PROVIDED RECORDS:
————————

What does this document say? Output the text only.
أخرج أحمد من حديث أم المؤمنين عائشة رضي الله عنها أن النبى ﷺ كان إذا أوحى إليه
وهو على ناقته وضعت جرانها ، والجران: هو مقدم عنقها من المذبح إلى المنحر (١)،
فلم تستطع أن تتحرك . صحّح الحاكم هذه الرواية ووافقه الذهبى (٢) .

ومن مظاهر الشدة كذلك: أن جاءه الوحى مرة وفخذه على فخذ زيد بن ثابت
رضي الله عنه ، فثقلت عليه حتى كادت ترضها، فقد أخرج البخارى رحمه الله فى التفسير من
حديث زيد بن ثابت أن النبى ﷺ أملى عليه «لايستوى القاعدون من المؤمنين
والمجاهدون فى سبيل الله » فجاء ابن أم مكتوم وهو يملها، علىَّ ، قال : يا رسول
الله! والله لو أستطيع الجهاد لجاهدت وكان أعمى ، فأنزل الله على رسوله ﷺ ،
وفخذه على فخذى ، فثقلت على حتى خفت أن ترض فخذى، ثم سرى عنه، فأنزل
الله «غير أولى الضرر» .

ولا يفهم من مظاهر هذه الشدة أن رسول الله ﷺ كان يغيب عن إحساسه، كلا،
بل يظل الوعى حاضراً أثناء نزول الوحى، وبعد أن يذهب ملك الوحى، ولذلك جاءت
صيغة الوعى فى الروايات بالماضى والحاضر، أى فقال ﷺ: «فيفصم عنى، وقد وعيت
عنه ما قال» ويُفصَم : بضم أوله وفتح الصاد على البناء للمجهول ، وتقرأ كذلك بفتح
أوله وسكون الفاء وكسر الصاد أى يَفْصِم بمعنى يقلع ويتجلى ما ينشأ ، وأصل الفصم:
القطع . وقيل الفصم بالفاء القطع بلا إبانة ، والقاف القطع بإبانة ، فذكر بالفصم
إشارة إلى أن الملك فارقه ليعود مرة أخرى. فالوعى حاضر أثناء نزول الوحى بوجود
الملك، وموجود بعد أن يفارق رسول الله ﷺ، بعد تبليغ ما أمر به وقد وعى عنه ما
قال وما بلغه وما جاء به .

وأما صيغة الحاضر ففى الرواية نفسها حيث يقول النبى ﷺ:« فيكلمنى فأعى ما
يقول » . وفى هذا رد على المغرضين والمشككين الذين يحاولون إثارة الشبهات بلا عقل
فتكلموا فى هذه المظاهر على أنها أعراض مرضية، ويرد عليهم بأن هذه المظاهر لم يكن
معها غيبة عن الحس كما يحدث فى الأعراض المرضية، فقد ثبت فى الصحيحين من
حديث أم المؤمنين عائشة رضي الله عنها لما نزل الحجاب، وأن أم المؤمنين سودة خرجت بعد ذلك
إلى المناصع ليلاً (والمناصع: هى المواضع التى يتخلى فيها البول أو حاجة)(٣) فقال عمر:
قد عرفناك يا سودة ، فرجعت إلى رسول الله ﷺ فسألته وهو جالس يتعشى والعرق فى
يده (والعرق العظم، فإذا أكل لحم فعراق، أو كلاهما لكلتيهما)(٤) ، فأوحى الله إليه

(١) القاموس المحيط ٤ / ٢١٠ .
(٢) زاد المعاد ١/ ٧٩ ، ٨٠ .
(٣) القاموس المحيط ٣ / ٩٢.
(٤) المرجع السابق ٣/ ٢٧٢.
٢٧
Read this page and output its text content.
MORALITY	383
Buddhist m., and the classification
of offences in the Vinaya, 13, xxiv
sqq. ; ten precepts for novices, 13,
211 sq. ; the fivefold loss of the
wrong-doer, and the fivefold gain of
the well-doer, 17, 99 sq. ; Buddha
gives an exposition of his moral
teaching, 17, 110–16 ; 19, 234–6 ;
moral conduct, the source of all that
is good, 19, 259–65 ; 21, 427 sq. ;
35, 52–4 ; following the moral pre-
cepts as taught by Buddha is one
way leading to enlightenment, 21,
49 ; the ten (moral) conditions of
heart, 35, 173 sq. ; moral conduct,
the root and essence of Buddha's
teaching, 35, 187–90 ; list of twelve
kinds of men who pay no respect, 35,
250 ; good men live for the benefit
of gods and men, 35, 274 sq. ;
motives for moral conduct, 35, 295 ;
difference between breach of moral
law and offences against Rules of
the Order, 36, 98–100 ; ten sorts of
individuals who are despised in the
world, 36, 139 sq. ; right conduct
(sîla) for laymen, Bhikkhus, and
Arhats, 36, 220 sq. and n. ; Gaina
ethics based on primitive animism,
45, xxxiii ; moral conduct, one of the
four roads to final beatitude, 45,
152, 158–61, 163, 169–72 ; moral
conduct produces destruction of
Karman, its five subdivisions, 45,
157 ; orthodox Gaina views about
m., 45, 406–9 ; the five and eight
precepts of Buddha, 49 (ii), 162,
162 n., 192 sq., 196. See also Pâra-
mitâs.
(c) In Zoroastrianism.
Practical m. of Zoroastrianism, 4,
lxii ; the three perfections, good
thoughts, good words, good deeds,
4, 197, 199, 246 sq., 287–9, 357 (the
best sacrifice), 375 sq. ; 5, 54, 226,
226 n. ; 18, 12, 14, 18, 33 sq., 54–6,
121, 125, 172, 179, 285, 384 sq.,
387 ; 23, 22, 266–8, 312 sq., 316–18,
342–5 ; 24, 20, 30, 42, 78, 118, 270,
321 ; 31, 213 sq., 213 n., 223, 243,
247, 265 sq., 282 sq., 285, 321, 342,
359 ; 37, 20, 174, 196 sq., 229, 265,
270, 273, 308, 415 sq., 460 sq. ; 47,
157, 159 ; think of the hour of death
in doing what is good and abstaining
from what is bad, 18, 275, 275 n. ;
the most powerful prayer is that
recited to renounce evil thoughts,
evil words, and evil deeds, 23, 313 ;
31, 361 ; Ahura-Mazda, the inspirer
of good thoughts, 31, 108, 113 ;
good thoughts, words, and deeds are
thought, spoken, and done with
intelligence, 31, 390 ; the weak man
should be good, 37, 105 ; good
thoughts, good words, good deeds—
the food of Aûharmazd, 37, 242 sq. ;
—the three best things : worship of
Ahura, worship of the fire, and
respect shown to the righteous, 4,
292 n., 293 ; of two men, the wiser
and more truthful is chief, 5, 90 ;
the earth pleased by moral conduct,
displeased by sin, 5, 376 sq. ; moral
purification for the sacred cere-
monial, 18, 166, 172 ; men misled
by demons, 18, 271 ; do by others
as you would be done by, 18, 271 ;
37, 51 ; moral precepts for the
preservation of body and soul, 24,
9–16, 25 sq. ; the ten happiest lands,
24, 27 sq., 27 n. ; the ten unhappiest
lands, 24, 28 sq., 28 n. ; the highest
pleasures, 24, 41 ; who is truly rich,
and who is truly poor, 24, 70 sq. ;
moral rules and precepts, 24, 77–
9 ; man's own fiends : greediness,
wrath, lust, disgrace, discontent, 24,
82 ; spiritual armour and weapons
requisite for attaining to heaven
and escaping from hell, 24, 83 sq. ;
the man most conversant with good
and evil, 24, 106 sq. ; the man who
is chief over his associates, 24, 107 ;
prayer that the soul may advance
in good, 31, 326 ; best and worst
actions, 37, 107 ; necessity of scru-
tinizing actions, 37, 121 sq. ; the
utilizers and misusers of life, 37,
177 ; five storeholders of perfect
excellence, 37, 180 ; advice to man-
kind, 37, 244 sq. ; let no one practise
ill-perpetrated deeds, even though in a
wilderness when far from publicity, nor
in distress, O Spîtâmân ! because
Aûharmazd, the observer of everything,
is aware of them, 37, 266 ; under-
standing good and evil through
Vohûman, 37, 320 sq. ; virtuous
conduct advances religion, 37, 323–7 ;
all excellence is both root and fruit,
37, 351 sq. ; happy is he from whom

————————

REQUIRED WORK: Find how many lines hold the string "Zoroastrianism", and state that number alone.

ANSWER TO THIS EXERCISE: 2